**Exercise prompt**
Below are the records; locate each line with the word "Perverse" and copy it.

**Figure collection entries**
###

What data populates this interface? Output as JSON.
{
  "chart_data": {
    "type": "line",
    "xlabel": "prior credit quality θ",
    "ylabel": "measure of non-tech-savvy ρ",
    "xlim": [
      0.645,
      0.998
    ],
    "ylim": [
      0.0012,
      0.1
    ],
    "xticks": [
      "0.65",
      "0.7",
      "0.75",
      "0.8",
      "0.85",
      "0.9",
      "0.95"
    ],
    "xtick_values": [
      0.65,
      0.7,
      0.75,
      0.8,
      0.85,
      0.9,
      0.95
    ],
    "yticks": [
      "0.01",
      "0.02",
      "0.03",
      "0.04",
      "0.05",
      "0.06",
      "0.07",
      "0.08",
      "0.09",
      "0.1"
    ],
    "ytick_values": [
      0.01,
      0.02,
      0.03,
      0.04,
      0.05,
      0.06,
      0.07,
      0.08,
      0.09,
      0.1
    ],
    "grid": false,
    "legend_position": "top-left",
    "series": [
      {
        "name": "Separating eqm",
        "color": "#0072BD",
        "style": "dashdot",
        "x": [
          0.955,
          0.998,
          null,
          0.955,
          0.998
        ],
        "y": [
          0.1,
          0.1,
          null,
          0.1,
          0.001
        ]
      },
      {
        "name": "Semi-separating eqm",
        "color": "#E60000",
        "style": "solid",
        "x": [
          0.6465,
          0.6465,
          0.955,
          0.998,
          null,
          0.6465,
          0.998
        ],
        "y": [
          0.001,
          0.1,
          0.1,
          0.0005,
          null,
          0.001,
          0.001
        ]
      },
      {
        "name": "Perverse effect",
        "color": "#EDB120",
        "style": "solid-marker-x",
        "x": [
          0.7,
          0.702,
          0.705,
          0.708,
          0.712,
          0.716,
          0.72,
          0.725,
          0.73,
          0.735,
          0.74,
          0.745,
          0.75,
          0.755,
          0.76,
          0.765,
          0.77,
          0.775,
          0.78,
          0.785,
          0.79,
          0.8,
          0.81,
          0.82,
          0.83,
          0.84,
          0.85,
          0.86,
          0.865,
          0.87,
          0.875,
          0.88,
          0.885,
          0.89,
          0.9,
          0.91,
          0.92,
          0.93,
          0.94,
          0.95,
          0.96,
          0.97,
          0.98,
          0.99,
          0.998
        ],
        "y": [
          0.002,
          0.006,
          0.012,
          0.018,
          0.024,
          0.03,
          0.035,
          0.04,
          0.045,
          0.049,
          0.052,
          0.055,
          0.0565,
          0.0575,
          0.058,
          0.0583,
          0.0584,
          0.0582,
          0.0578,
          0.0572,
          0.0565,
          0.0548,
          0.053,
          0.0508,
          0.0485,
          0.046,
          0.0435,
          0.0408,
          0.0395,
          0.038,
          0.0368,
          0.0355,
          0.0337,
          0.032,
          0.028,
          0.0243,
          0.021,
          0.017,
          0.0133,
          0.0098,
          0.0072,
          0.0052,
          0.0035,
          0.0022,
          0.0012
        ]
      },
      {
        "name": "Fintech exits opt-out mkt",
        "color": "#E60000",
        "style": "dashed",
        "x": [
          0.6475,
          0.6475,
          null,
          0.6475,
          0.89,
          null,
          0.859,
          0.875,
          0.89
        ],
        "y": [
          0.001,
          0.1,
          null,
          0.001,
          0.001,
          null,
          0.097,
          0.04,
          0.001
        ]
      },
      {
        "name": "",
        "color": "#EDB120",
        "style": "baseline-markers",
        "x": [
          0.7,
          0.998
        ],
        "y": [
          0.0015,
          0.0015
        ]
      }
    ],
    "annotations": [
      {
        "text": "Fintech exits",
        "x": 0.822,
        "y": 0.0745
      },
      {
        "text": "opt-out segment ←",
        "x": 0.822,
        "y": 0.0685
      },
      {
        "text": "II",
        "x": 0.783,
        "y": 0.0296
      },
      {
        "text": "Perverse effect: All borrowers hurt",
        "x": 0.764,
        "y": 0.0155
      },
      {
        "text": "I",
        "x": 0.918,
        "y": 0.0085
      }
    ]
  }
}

###

**Response to the exercise**
        "name": "Perverse effect",
        "text": "Perverse effect: All borrowers hurt",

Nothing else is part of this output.